TASK REQUIREMENTS:
Restate the whole listing word for word. Pictures are left out.

Data listing:
+ + + +

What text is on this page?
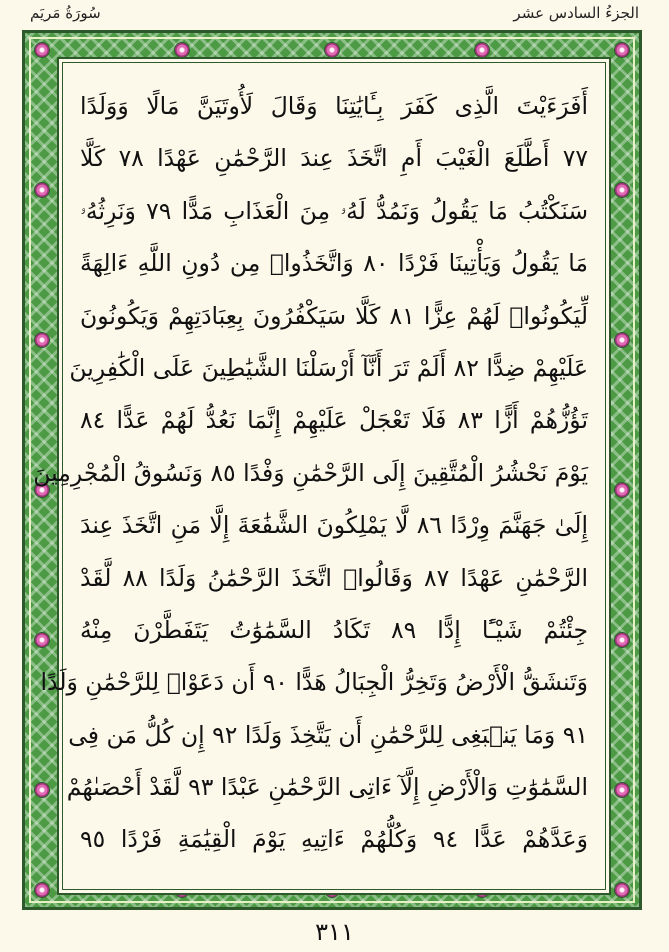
الجزءُ السادس عشر
سُورَةُ مَريَم
أَفَرَءَيْتَ الَّذِى كَفَرَ بِـَٔايَٰتِنَا وَقَالَ لَأُوتَيَنَّ مَالًا وَوَلَدًا
٧٧ أَطَّلَعَ الْغَيْبَ أَمِ اتَّخَذَ عِندَ الرَّحْمَٰنِ عَهْدًا ٧٨ كَلَّا
سَنَكْتُبُ مَا يَقُولُ وَنَمُدُّ لَهُۥ مِنَ الْعَذَابِ مَدًّا ٧٩ وَنَرِثُهُۥ
مَا يَقُولُ وَيَأْتِينَا فَرْدًا ٨٠ وَاتَّخَذُوا۟ مِن دُونِ اللَّهِ ءَالِهَةً
لِّيَكُونُوا۟ لَهُمْ عِزًّا ٨١ كَلَّا سَيَكْفُرُونَ بِعِبَادَتِهِمْ وَيَكُونُونَ
عَلَيْهِمْ ضِدًّا ٨٢ أَلَمْ تَرَ أَنَّآ أَرْسَلْنَا الشَّيَٰطِينَ عَلَى الْكَٰفِرِينَ
تَؤُزُّهُمْ أَزًّا ٨٣ فَلَا تَعْجَلْ عَلَيْهِمْ إِنَّمَا نَعُدُّ لَهُمْ عَدًّا ٨٤
يَوْمَ نَحْشُرُ الْمُتَّقِينَ إِلَى الرَّحْمَٰنِ وَفْدًا ٨٥ وَنَسُوقُ الْمُجْرِمِينَ
إِلَىٰ جَهَنَّمَ وِرْدًا ٨٦ لَّا يَمْلِكُونَ الشَّفَٰعَةَ إِلَّا مَنِ اتَّخَذَ عِندَ
الرَّحْمَٰنِ عَهْدًا ٨٧ وَقَالُوا۟ اتَّخَذَ الرَّحْمَٰنُ وَلَدًا ٨٨ لَّقَدْ
جِئْتُمْ شَيْـًٔا إِدًّا ٨٩ تَكَادُ السَّمَٰوَٰتُ يَتَفَطَّرْنَ مِنْهُ
وَتَنشَقُّ الْأَرْضُ وَتَخِرُّ الْجِبَالُ هَدًّا ٩٠ أَن دَعَوْا۟ لِلرَّحْمَٰنِ وَلَدًا
٩١ وَمَا يَنۢبَغِى لِلرَّحْمَٰنِ أَن يَتَّخِذَ وَلَدًا ٩٢ إِن كُلُّ مَن فِى
السَّمَٰوَٰتِ وَالْأَرْضِ إِلَّآ ءَاتِى الرَّحْمَٰنِ عَبْدًا ٩٣ لَّقَدْ أَحْصَىٰهُمْ
وَعَدَّهُمْ عَدًّا ٩٤ وَكُلُّهُمْ ءَاتِيهِ يَوْمَ الْقِيَٰمَةِ فَرْدًا ٩٥
٣١١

+ + + +

WRITTEN SOLUTION:
What text is on this page?
الجزءُ السادس عشر
سُورَةُ مَريَم
أَفَرَءَيْتَ الَّذِى كَفَرَ بِـَٔايَٰتِنَا وَقَالَ لَأُوتَيَنَّ مَالًا وَوَلَدًا
٧٧ أَطَّلَعَ الْغَيْبَ أَمِ اتَّخَذَ عِندَ الرَّحْمَٰنِ عَهْدًا ٧٨ كَلَّا
سَنَكْتُبُ مَا يَقُولُ وَنَمُدُّ لَهُۥ مِنَ الْعَذَابِ مَدًّا ٧٩ وَنَرِثُهُۥ
مَا يَقُولُ وَيَأْتِينَا فَرْدًا ٨٠ وَاتَّخَذُوا۟ مِن دُونِ اللَّهِ ءَالِهَةً
لِّيَكُونُوا۟ لَهُمْ عِزًّا ٨١ كَلَّا سَيَكْفُرُونَ بِعِبَادَتِهِمْ وَيَكُونُونَ
عَلَيْهِمْ ضِدًّا ٨٢ أَلَمْ تَرَ أَنَّآ أَرْسَلْنَا الشَّيَٰطِينَ عَلَى الْكَٰفِرِينَ
تَؤُزُّهُمْ أَزًّا ٨٣ فَلَا تَعْجَلْ عَلَيْهِمْ إِنَّمَا نَعُدُّ لَهُمْ عَدًّا ٨٤
يَوْمَ نَحْشُرُ الْمُتَّقِينَ إِلَى الرَّحْمَٰنِ وَفْدًا ٨٥ وَنَسُوقُ الْمُجْرِمِينَ
إِلَىٰ جَهَنَّمَ وِرْدًا ٨٦ لَّا يَمْلِكُونَ الشَّفَٰعَةَ إِلَّا مَنِ اتَّخَذَ عِندَ
الرَّحْمَٰنِ عَهْدًا ٨٧ وَقَالُوا۟ اتَّخَذَ الرَّحْمَٰنُ وَلَدًا ٨٨ لَّقَدْ
جِئْتُمْ شَيْـًٔا إِدًّا ٨٩ تَكَادُ السَّمَٰوَٰتُ يَتَفَطَّرْنَ مِنْهُ
وَتَنشَقُّ الْأَرْضُ وَتَخِرُّ الْجِبَالُ هَدًّا ٩٠ أَن دَعَوْا۟ لِلرَّحْمَٰنِ وَلَدًا
٩١ وَمَا يَنۢبَغِى لِلرَّحْمَٰنِ أَن يَتَّخِذَ وَلَدًا ٩٢ إِن كُلُّ مَن فِى
السَّمَٰوَٰتِ وَالْأَرْضِ إِلَّآ ءَاتِى الرَّحْمَٰنِ عَبْدًا ٩٣ لَّقَدْ أَحْصَىٰهُمْ
وَعَدَّهُمْ عَدًّا ٩٤ وَكُلُّهُمْ ءَاتِيهِ يَوْمَ الْقِيَٰمَةِ فَرْدًا ٩٥
٣١١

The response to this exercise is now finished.